• **REQUIRED WORK**: Transcribe every entry word for word. Skip the pictures.

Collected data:
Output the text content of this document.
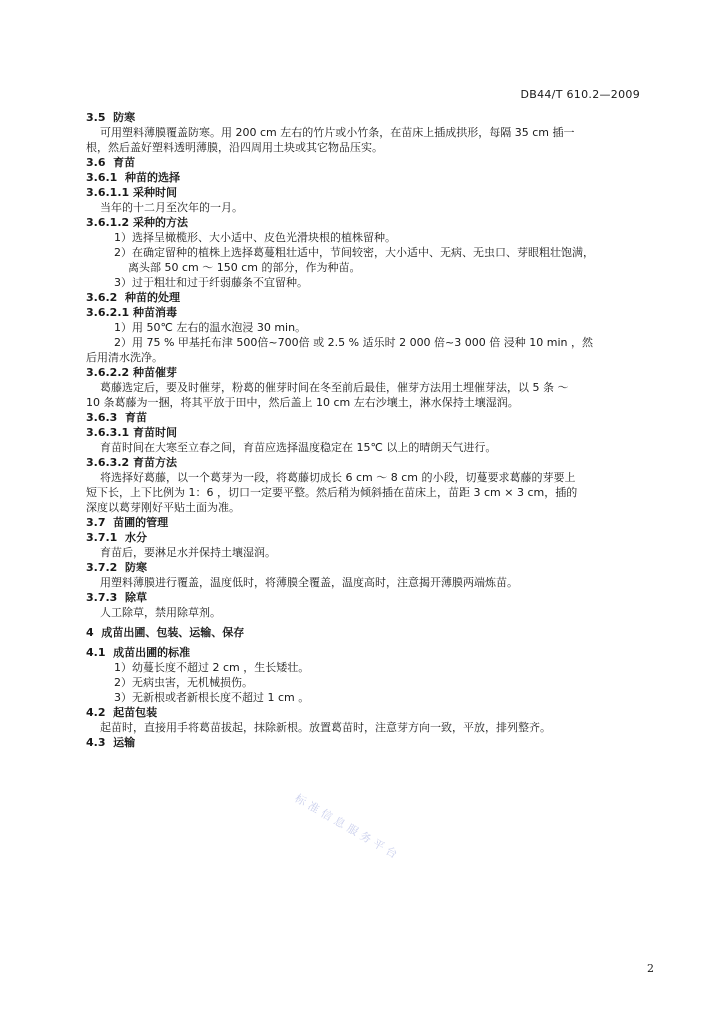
DB44/T 610.2—2009
3.5  防寒
可用塑料薄膜覆盖防寒。用 200 cm 左右的竹片或小竹条，在苗床上插成拱形，每隔 35 cm 插一
根，然后盖好塑料透明薄膜，沿四周用土块或其它物品压实。
3.6  育苗
3.6.1  种苗的选择
3.6.1.1 采种时间
当年的十二月至次年的一月。
3.6.1.2 采种的方法
1）选择呈橄榄形、大小适中、皮色光滑块根的植株留种。
2）在确定留种的植株上选择葛蔓粗壮适中，节间较密，大小适中、无病、无虫口、芽眼粗壮饱满，
离头部 50 cm ～ 150 cm 的部分，作为种苗。
3）过于粗壮和过于纤弱藤条不宜留种。
3.6.2  种苗的处理
3.6.2.1 种苗消毒
1）用 50℃ 左右的温水泡浸 30 min。
2）用 75 % 甲基托布津 500倍~700倍 或 2.5 % 适乐时 2 000 倍~3 000 倍 浸种 10 min ，然
后用清水洗净。
3.6.2.2 种苗催芽
葛藤选定后，要及时催芽，粉葛的催芽时间在冬至前后最佳，催芽方法用土埋催芽法，以 5 条 ～
10 条葛藤为一捆，将其平放于田中，然后盖上 10 cm 左右沙壤土，淋水保持土壤湿润。
3.6.3  育苗
3.6.3.1 育苗时间
育苗时间在大寒至立春之间，育苗应选择温度稳定在 15℃ 以上的晴朗天气进行。
3.6.3.2 育苗方法
将选择好葛藤，以一个葛芽为一段，将葛藤切成长 6 cm ～ 8 cm 的小段，切蔓要求葛藤的芽要上
短下长，上下比例为 1：6 ，切口一定要平整。然后稍为倾斜插在苗床上，苗距 3 cm × 3 cm，插的
深度以葛芽刚好平贴土面为准。
3.7  苗圃的管理
3.7.1  水分
育苗后，要淋足水并保持土壤湿润。
3.7.2  防寒
用塑料薄膜进行覆盖，温度低时，将薄膜全覆盖，温度高时，注意揭开薄膜两端炼苗。
3.7.3  除草
人工除草，禁用除草剂。
4  成苗出圃、包装、运输、保存
4.1  成苗出圃的标准
1）幼蔓长度不超过 2 cm ，生长矮壮。
2）无病虫害，无机械损伤。
3）无新根或者新根长度不超过 1 cm 。
4.2  起苗包装
起苗时，直接用手将葛苗拔起，抹除新根。放置葛苗时，注意芽方向一致，平放，排列整齐。
4.3  运输
标准信息服务平台
2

• **WRITTEN ANSWER**:
Output the text content of this document.
DB44/T 610.2—2009
3.5  防寒
可用塑料薄膜覆盖防寒。用 200 cm 左右的竹片或小竹条，在苗床上插成拱形，每隔 35 cm 插一
根，然后盖好塑料透明薄膜，沿四周用土块或其它物品压实。
3.6  育苗
3.6.1  种苗的选择
3.6.1.1 采种时间
当年的十二月至次年的一月。
3.6.1.2 采种的方法
1）选择呈橄榄形、大小适中、皮色光滑块根的植株留种。
2）在确定留种的植株上选择葛蔓粗壮适中，节间较密，大小适中、无病、无虫口、芽眼粗壮饱满，
离头部 50 cm ～ 150 cm 的部分，作为种苗。
3）过于粗壮和过于纤弱藤条不宜留种。
3.6.2  种苗的处理
3.6.2.1 种苗消毒
1）用 50℃ 左右的温水泡浸 30 min。
2）用 75 % 甲基托布津 500倍~700倍 或 2.5 % 适乐时 2 000 倍~3 000 倍 浸种 10 min ，然
后用清水洗净。
3.6.2.2 种苗催芽
葛藤选定后，要及时催芽，粉葛的催芽时间在冬至前后最佳，催芽方法用土埋催芽法，以 5 条 ～
10 条葛藤为一捆，将其平放于田中，然后盖上 10 cm 左右沙壤土，淋水保持土壤湿润。
3.6.3  育苗
3.6.3.1 育苗时间
育苗时间在大寒至立春之间，育苗应选择温度稳定在 15℃ 以上的晴朗天气进行。
3.6.3.2 育苗方法
将选择好葛藤，以一个葛芽为一段，将葛藤切成长 6 cm ～ 8 cm 的小段，切蔓要求葛藤的芽要上
短下长，上下比例为 1：6 ，切口一定要平整。然后稍为倾斜插在苗床上，苗距 3 cm × 3 cm，插的
深度以葛芽刚好平贴土面为准。
3.7  苗圃的管理
3.7.1  水分
育苗后，要淋足水并保持土壤湿润。
3.7.2  防寒
用塑料薄膜进行覆盖，温度低时，将薄膜全覆盖，温度高时，注意揭开薄膜两端炼苗。
3.7.3  除草
人工除草，禁用除草剂。
4  成苗出圃、包装、运输、保存
4.1  成苗出圃的标准
1）幼蔓长度不超过 2 cm ，生长矮壮。
2）无病虫害，无机械损伤。
3）无新根或者新根长度不超过 1 cm 。
4.2  起苗包装
起苗时，直接用手将葛苗拔起，抹除新根。放置葛苗时，注意芽方向一致，平放，排列整齐。
4.3  运输
标准信息服务平台
2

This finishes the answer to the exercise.